## begin
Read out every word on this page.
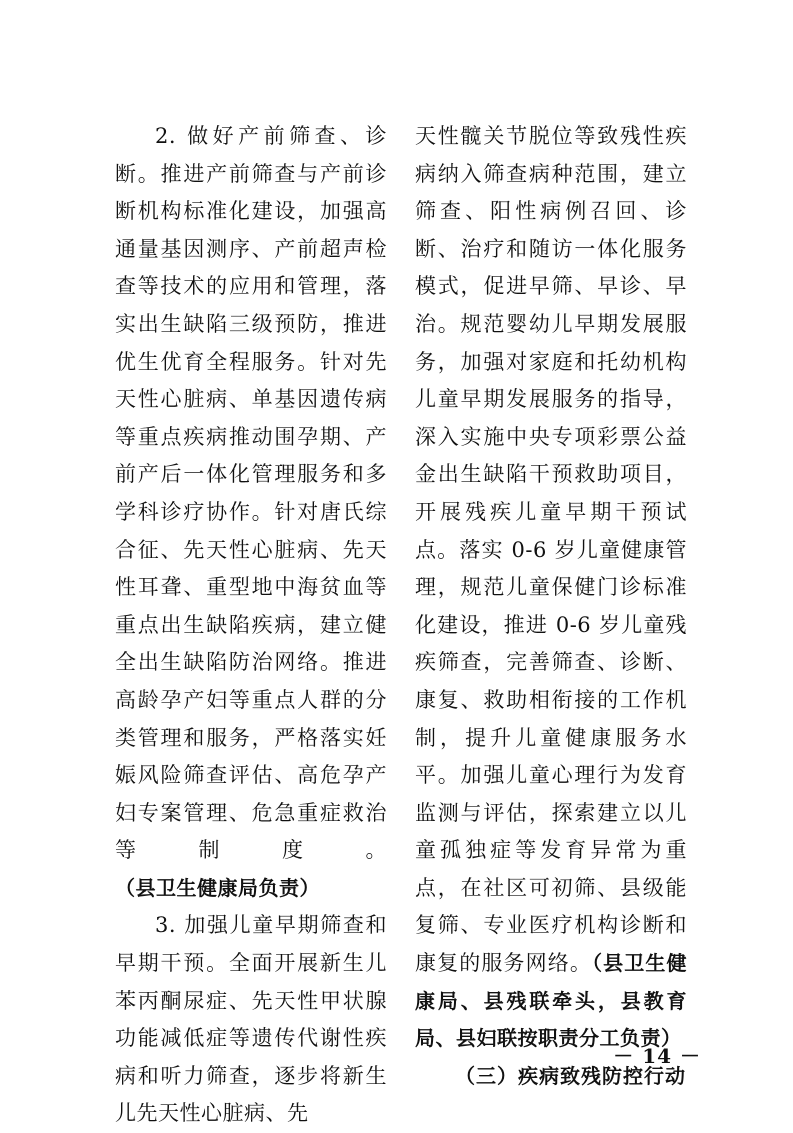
2. 做好产前筛查、诊断。推进产前筛查与产前诊断机构标准化建设，加强高通量基因测序、产前超声检查等技术的应用和管理，落实出生缺陷三级预防，推进优生优育全程服务。针对先天性心脏病、单基因遗传病等重点疾病推动围孕期、产前产后一体化管理服务和多学科诊疗协作。针对唐氏综合征、先天性心脏病、先天性耳聋、重型地中海贫血等重点出生缺陷疾病，建立健全出生缺陷防治网络。推进高龄孕产妇等重点人群的分类管理和服务，严格落实妊娠风险筛查评估、高危孕产妇专案管理、危急重症救治等制度。（县卫生健康局负责）

3. 加强儿童早期筛查和早期干预。全面开展新生儿苯丙酮尿症、先天性甲状腺功能减低症等遗传代谢性疾病和听力筛查，逐步将新生儿先天性心脏病、先

天性髋关节脱位等致残性疾病纳入筛查病种范围，建立筛查、阳性病例召回、诊断、治疗和随访一体化服务模式，促进早筛、早诊、早治。规范婴幼儿早期发展服务，加强对家庭和托幼机构儿童早期发展服务的指导，深入实施中央专项彩票公益金出生缺陷干预救助项目，开展残疾儿童早期干预试点。落实 0-6 岁儿童健康管理，规范儿童保健门诊标准化建设，推进 0-6 岁儿童残疾筛查，完善筛查、诊断、康复、救助相衔接的工作机制，提升儿童健康服务水平。加强儿童心理行为发育监测与评估，探索建立以儿童孤独症等发育异常为重点，在社区可初筛、县级能复筛、专业医疗机构诊断和康复的服务网络。（县卫生健康局、县残联牵头，县教育局、县妇联按职责分工负责）

（三）疾病致残防控行动

－ 14 －
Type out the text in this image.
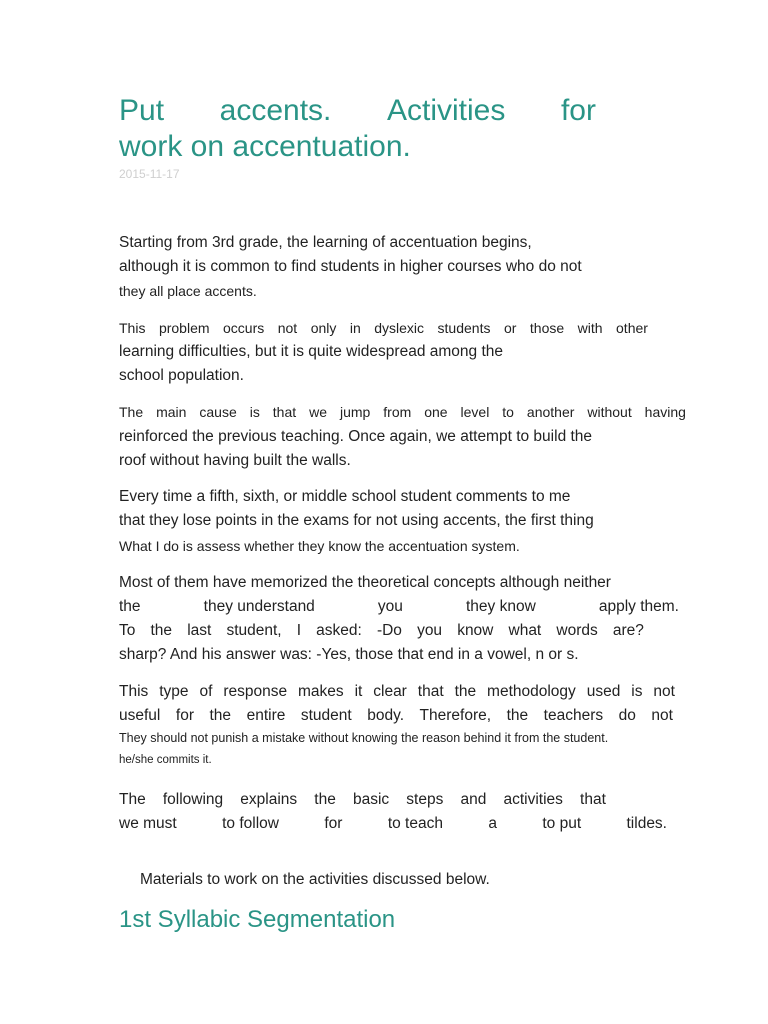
Put accents. Activities for
work on accentuation.
2015-11-17
Starting from 3rd grade, the learning of accentuation begins,
although it is common to find students in higher courses who do not
they all place accents.
This problem occurs not only in dyslexic students or those with other
learning difficulties, but it is quite widespread among the
school population.
The main cause is that we jump from one level to another without having
reinforced the previous teaching. Once again, we attempt to build the
roof without having built the walls.
Every time a fifth, sixth, or middle school student comments to me
that they lose points in the exams for not using accents, the first thing
What I do is assess whether they know the accentuation system.
Most of them have memorized the theoretical concepts although neither
the	they understand	you	they know	apply them.
To the last student, I asked: -Do you know what words are?
sharp? And his answer was: -Yes, those that end in a vowel, n or s.
This type of response makes it clear that the methodology used is not
useful for the entire student body. Therefore, the teachers do not
They should not punish a mistake without knowing the reason behind it from the student.
he/she commits it.
The following explains the basic steps and activities that
we must	to follow	for	to teach	a	to put	tildes.
Materials to work on the activities discussed below.
1st Syllabic Segmentation
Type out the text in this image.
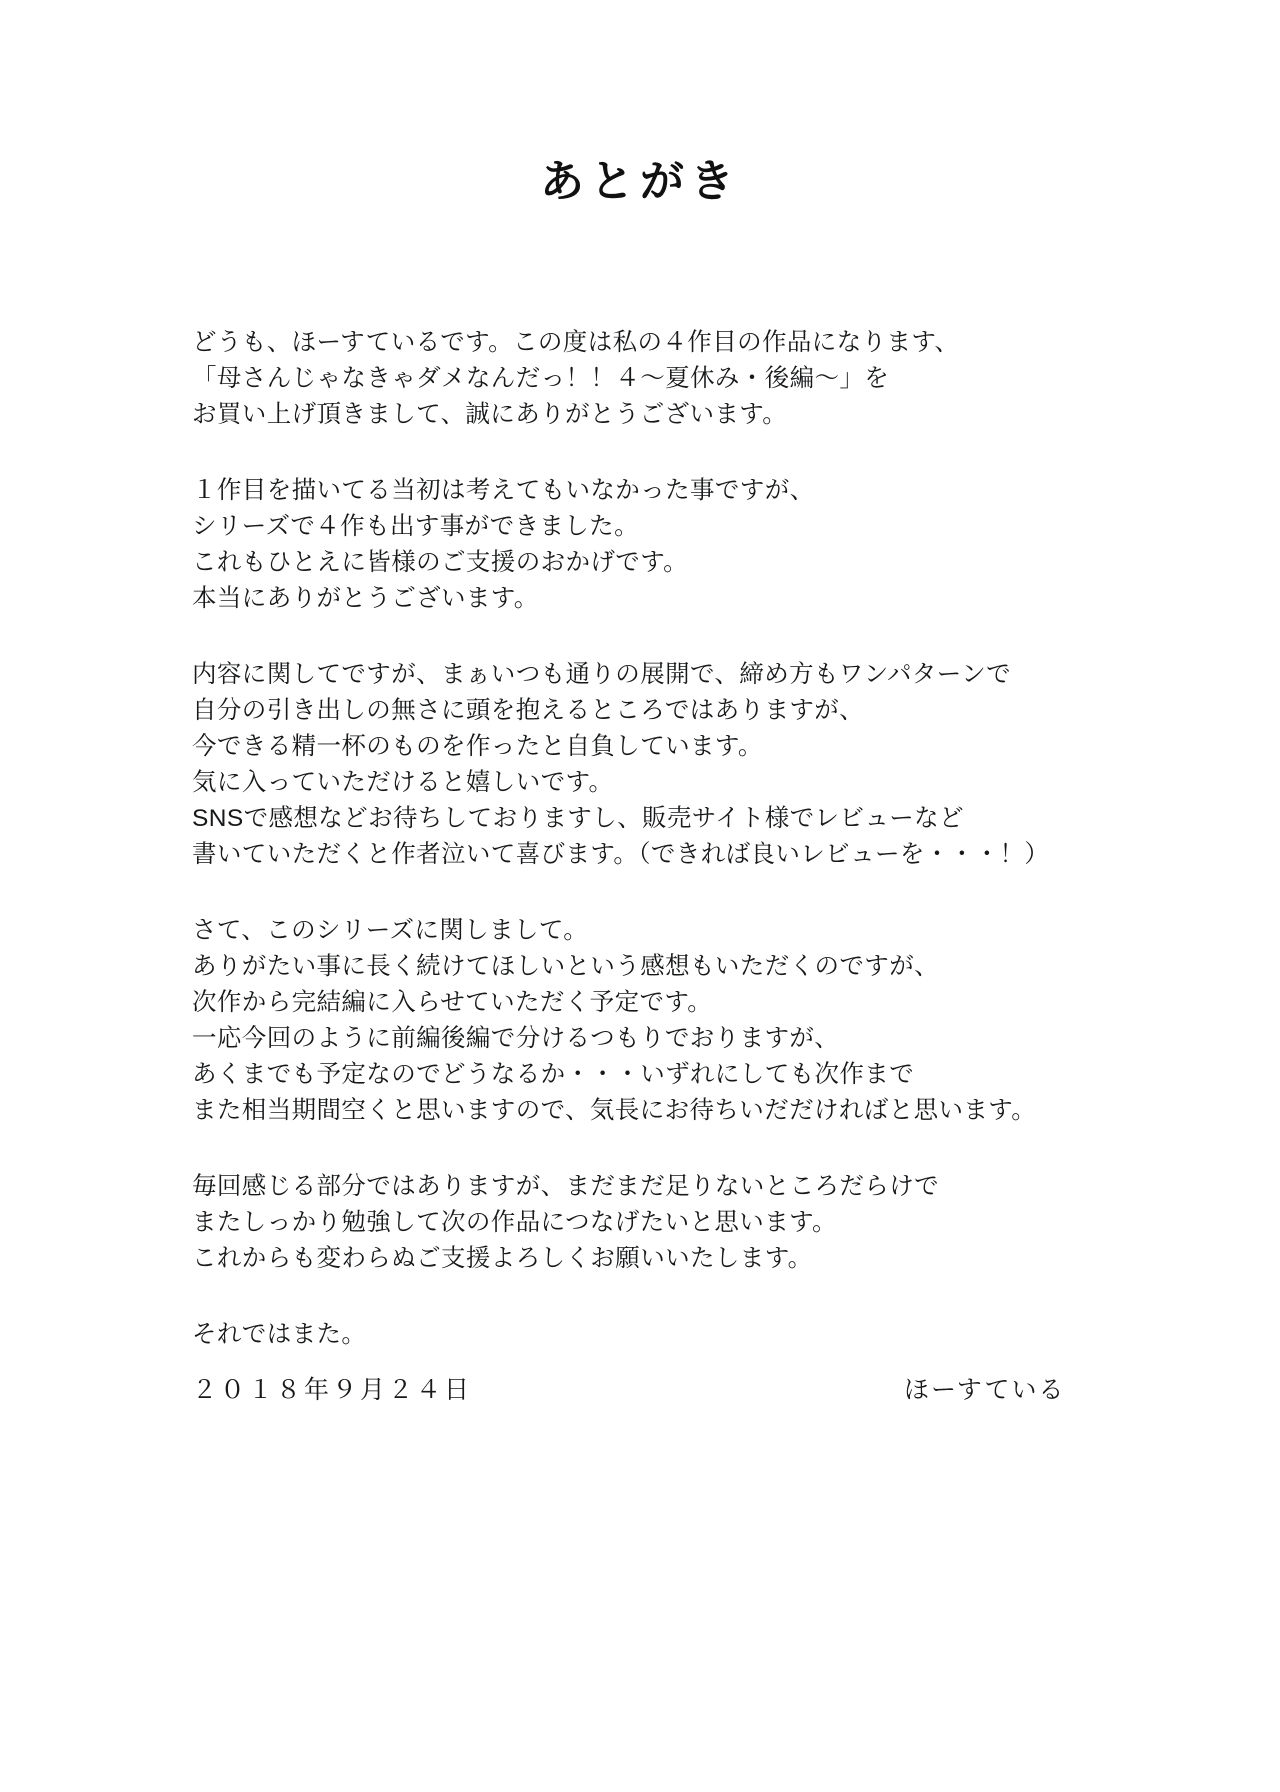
あとがき
どうも、ほーすているです。この度は私の４作目の作品になります、
「母さんじゃなきゃダメなんだっ！！４〜夏休み・後編〜」を
お買い上げ頂きまして、誠にありがとうございます。
１作目を描いてる当初は考えてもいなかった事ですが、
シリーズで４作も出す事ができました。
これもひとえに皆様のご支援のおかげです。
本当にありがとうございます。
内容に関してですが、まぁいつも通りの展開で、締め方もワンパターンで
自分の引き出しの無さに頭を抱えるところではありますが、
今できる精一杯のものを作ったと自負しています。
気に入っていただけると嬉しいです。
SNSで感想などお待ちしておりますし、販売サイト様でレビューなど
書いていただくと作者泣いて喜びます。（できれば良いレビューを・・・！）
さて、このシリーズに関しまして。
ありがたい事に長く続けてほしいという感想もいただくのですが、
次作から完結編に入らせていただく予定です。
一応今回のように前編後編で分けるつもりでおりますが、
あくまでも予定なのでどうなるか・・・いずれにしても次作まで
また相当期間空くと思いますので、気長にお待ちいだだければと思います。
毎回感じる部分ではありますが、まだまだ足りないところだらけで
またしっかり勉強して次の作品につなげたいと思います。
これからも変わらぬご支援よろしくお願いいたします。
それではまた。
２０１８年９月２４日	ほーすている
## end
> What to do: Write out all the entries word for word, but skip any images.

> Task result:
Read out every word on this page.
2. 做好产前筛查、诊断。推进产前筛查与产前诊断机构标准化建设，加强高通量基因测序、产前超声检查等技术的应用和管理，落实出生缺陷三级预防，推进优生优育全程服务。针对先天性心脏病、单基因遗传病等重点疾病推动围孕期、产前产后一体化管理服务和多学科诊疗协作。针对唐氏综合征、先天性心脏病、先天性耳聋、重型地中海贫血等重点出生缺陷疾病，建立健全出生缺陷防治网络。推进高龄孕产妇等重点人群的分类管理和服务，严格落实妊娠风险筛查评估、高危孕产妇专案管理、危急重症救治等制度。（县卫生健康局负责）

3. 加强儿童早期筛查和早期干预。全面开展新生儿苯丙酮尿症、先天性甲状腺功能减低症等遗传代谢性疾病和听力筛查，逐步将新生儿先天性心脏病、先

天性髋关节脱位等致残性疾病纳入筛查病种范围，建立筛查、阳性病例召回、诊断、治疗和随访一体化服务模式，促进早筛、早诊、早治。规范婴幼儿早期发展服务，加强对家庭和托幼机构儿童早期发展服务的指导，深入实施中央专项彩票公益金出生缺陷干预救助项目，开展残疾儿童早期干预试点。落实 0-6 岁儿童健康管理，规范儿童保健门诊标准化建设，推进 0-6 岁儿童残疾筛查，完善筛查、诊断、康复、救助相衔接的工作机制，提升儿童健康服务水平。加强儿童心理行为发育监测与评估，探索建立以儿童孤独症等发育异常为重点，在社区可初筛、县级能复筛、专业医疗机构诊断和康复的服务网络。（县卫生健康局、县残联牵头，县教育局、县妇联按职责分工负责）

（三）疾病致残防控行动

－ 14 －
Type out the text in this image.
Put accents. Activities for
work on accentuation.
2015-11-17
Starting from 3rd grade, the learning of accentuation begins,
although it is common to find students in higher courses who do not
they all place accents.
This problem occurs not only in dyslexic students or those with other
learning difficulties, but it is quite widespread among the
school population.
The main cause is that we jump from one level to another without having
reinforced the previous teaching. Once again, we attempt to build the
roof without having built the walls.
Every time a fifth, sixth, or middle school student comments to me
that they lose points in the exams for not using accents, the first thing
What I do is assess whether they know the accentuation system.
Most of them have memorized the theoretical concepts although neither
the	they understand	you	they know	apply them.
To the last student, I asked: -Do you know what words are?
sharp? And his answer was: -Yes, those that end in a vowel, n or s.
This type of response makes it clear that the methodology used is not
useful for the entire student body. Therefore, the teachers do not
They should not punish a mistake without knowing the reason behind it from the student.
he/she commits it.
The following explains the basic steps and activities that
we must	to follow	for	to teach	a	to put	tildes.
Materials to work on the activities discussed below.
1st Syllabic Segmentation
Type out the text in this image.
あとがき
どうも、ほーすているです。この度は私の４作目の作品になります、
「母さんじゃなきゃダメなんだっ！！４〜夏休み・後編〜」を
お買い上げ頂きまして、誠にありがとうございます。
１作目を描いてる当初は考えてもいなかった事ですが、
シリーズで４作も出す事ができました。
これもひとえに皆様のご支援のおかげです。
本当にありがとうございます。
内容に関してですが、まぁいつも通りの展開で、締め方もワンパターンで
自分の引き出しの無さに頭を抱えるところではありますが、
今できる精一杯のものを作ったと自負しています。
気に入っていただけると嬉しいです。
SNSで感想などお待ちしておりますし、販売サイト様でレビューなど
書いていただくと作者泣いて喜びます。（できれば良いレビューを・・・！）
さて、このシリーズに関しまして。
ありがたい事に長く続けてほしいという感想もいただくのですが、
次作から完結編に入らせていただく予定です。
一応今回のように前編後編で分けるつもりでおりますが、
あくまでも予定なのでどうなるか・・・いずれにしても次作まで
また相当期間空くと思いますので、気長にお待ちいだだければと思います。
毎回感じる部分ではありますが、まだまだ足りないところだらけで
またしっかり勉強して次の作品につなげたいと思います。
これからも変わらぬご支援よろしくお願いいたします。
それではまた。
２０１８年９月２４日	ほーすている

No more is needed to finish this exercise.